■ **WHAT THE TASK ASKS**
Using the data beneath, show every line that includes the word "plain".

### DATA PROVIDED

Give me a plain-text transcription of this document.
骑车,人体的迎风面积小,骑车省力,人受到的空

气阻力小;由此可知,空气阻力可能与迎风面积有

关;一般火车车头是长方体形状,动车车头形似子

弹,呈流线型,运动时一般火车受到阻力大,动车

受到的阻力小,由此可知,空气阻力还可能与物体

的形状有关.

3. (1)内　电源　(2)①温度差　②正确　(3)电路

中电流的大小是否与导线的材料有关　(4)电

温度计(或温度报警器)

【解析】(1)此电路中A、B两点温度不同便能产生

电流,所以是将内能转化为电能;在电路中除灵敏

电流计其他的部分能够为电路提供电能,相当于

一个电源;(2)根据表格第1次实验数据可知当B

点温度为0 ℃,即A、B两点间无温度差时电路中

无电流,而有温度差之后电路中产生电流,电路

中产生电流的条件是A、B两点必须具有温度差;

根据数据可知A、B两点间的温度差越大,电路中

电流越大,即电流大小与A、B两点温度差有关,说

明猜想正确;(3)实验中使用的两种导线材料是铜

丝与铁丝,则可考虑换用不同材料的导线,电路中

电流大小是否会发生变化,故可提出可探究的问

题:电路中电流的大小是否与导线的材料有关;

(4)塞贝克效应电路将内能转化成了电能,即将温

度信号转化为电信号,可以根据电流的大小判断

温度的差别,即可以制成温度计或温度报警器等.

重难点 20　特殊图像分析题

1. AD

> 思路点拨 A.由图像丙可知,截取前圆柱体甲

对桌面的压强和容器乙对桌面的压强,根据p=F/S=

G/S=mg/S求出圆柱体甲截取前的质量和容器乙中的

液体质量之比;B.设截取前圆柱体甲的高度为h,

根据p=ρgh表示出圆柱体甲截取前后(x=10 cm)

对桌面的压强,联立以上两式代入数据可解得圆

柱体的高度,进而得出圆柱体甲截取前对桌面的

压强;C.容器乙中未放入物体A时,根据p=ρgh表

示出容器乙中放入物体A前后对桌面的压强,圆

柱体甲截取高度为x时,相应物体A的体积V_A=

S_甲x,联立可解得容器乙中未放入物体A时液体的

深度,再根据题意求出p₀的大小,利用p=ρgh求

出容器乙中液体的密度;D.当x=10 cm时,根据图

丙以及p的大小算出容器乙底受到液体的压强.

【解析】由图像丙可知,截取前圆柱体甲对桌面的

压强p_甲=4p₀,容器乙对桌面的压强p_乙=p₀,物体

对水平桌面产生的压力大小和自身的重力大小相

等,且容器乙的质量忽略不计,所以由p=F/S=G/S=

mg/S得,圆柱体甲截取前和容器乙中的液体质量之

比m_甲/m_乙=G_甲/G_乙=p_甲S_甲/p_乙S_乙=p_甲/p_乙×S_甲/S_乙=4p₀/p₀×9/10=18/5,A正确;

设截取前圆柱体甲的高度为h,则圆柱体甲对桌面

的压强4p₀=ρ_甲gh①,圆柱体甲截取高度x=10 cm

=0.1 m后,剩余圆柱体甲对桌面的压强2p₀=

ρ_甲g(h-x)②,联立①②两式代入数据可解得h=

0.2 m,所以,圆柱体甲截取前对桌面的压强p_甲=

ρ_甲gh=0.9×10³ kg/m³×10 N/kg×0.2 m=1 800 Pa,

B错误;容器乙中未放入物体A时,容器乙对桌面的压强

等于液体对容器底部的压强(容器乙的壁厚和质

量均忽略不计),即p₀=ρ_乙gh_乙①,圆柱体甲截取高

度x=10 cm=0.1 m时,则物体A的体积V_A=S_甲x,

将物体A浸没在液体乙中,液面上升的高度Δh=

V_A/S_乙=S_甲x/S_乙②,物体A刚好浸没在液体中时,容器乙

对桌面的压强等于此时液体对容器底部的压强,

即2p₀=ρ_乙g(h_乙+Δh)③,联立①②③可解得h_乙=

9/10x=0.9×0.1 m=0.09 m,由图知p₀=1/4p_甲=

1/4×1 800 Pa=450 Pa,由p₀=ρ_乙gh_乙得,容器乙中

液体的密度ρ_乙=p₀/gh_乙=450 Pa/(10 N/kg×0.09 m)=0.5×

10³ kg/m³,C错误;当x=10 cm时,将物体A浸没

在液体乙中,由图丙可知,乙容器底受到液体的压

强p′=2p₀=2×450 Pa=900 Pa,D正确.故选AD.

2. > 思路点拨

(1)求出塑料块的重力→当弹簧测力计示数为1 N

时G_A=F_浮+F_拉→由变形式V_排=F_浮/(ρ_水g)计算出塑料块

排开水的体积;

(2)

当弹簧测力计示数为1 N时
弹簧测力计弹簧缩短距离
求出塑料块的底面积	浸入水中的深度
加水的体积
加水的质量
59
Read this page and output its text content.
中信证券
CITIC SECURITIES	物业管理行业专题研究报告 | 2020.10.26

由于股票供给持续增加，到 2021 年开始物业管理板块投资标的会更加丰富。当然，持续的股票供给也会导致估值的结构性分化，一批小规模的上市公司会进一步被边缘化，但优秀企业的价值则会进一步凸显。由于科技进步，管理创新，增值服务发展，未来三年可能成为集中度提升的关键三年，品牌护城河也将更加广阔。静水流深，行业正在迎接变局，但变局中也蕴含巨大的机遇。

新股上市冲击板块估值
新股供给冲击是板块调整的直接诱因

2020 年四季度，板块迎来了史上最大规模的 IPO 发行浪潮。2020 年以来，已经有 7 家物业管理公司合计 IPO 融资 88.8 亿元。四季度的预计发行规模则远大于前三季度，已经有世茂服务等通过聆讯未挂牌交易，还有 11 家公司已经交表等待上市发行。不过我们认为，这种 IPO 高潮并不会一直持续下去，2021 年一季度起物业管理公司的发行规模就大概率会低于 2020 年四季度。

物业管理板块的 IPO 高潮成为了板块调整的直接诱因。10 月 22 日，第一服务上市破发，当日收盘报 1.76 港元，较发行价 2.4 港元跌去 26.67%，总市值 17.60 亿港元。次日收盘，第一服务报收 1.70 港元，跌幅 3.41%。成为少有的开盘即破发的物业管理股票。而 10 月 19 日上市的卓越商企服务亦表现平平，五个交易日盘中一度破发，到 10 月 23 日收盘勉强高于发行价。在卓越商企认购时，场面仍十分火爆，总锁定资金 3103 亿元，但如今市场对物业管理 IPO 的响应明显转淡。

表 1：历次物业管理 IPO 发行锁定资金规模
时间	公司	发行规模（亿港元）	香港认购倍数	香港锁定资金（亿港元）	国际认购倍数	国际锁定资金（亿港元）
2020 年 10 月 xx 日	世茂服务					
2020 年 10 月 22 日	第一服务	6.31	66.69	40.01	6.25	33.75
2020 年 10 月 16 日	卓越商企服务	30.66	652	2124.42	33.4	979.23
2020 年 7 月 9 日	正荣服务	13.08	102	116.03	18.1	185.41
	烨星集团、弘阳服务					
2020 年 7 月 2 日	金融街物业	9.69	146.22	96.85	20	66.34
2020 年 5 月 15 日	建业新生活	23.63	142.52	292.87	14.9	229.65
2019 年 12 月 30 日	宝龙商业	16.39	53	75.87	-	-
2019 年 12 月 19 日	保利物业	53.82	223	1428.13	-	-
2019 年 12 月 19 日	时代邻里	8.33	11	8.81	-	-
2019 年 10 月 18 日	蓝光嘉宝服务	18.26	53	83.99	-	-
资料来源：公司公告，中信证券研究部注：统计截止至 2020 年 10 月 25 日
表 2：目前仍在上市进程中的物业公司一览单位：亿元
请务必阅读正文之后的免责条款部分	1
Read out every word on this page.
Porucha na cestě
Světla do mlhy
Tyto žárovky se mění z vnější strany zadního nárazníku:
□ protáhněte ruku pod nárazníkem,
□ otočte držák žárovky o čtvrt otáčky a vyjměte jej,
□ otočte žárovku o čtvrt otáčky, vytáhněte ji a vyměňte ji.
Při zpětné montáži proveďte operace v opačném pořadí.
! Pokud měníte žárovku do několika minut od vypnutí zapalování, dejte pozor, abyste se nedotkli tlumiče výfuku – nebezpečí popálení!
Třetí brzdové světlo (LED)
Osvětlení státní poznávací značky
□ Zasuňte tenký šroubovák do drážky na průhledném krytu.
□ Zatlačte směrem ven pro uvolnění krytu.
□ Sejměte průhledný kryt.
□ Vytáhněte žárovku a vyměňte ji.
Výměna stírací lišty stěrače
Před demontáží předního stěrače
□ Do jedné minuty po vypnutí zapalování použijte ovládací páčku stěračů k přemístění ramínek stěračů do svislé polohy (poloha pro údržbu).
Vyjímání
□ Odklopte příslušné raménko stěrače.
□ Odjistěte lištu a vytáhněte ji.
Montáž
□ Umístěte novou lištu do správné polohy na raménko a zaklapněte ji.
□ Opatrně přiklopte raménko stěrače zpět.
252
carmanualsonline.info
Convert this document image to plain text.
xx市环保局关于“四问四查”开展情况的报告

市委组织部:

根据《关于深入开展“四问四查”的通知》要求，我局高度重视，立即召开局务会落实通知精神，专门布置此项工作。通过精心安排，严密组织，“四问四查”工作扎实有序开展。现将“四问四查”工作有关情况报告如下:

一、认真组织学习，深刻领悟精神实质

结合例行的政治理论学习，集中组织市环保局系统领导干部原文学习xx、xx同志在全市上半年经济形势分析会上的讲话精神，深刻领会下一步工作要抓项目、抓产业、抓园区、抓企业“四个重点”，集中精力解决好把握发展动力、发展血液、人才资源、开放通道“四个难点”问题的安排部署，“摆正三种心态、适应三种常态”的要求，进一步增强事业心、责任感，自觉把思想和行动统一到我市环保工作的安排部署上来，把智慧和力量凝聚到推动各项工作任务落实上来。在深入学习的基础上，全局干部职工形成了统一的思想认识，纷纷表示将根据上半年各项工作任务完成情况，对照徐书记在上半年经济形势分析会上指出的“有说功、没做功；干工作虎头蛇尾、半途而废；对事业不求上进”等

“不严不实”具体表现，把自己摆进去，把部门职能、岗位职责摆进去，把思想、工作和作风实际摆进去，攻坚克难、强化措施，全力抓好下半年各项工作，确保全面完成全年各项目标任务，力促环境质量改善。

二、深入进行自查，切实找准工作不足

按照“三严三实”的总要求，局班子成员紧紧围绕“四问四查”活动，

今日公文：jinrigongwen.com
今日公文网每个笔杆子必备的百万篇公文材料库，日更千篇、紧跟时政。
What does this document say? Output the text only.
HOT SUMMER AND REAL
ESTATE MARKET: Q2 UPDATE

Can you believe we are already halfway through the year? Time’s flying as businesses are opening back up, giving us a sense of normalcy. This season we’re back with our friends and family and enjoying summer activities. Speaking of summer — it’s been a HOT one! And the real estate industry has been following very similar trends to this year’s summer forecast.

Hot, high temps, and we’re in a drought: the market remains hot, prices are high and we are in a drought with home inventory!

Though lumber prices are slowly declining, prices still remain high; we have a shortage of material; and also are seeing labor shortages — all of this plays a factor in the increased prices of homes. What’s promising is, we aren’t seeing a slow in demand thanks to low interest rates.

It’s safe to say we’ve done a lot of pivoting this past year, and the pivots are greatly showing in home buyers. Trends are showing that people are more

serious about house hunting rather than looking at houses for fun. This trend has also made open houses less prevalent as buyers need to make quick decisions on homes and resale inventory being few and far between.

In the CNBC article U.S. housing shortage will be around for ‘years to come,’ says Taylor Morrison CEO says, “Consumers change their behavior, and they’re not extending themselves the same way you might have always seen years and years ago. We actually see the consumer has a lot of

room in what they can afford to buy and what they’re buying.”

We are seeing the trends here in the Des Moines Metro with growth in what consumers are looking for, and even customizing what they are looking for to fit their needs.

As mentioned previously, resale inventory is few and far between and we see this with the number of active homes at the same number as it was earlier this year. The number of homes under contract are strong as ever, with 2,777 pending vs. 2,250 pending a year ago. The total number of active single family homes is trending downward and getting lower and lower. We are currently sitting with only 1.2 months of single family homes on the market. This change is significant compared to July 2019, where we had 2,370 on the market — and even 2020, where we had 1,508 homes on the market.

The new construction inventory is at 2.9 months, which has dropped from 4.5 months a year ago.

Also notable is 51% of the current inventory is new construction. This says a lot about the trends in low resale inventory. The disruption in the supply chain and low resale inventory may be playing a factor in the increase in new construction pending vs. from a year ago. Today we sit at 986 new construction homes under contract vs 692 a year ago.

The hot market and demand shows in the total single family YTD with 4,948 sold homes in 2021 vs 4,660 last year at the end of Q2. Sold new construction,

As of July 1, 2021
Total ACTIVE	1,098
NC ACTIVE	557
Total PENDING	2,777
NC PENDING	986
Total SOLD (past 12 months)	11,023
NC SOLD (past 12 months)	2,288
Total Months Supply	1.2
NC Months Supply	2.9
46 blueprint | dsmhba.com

######

■ **CORRECT OUTPUT**
Give me a plain-text transcription of this document.
Convert this document image to plain text.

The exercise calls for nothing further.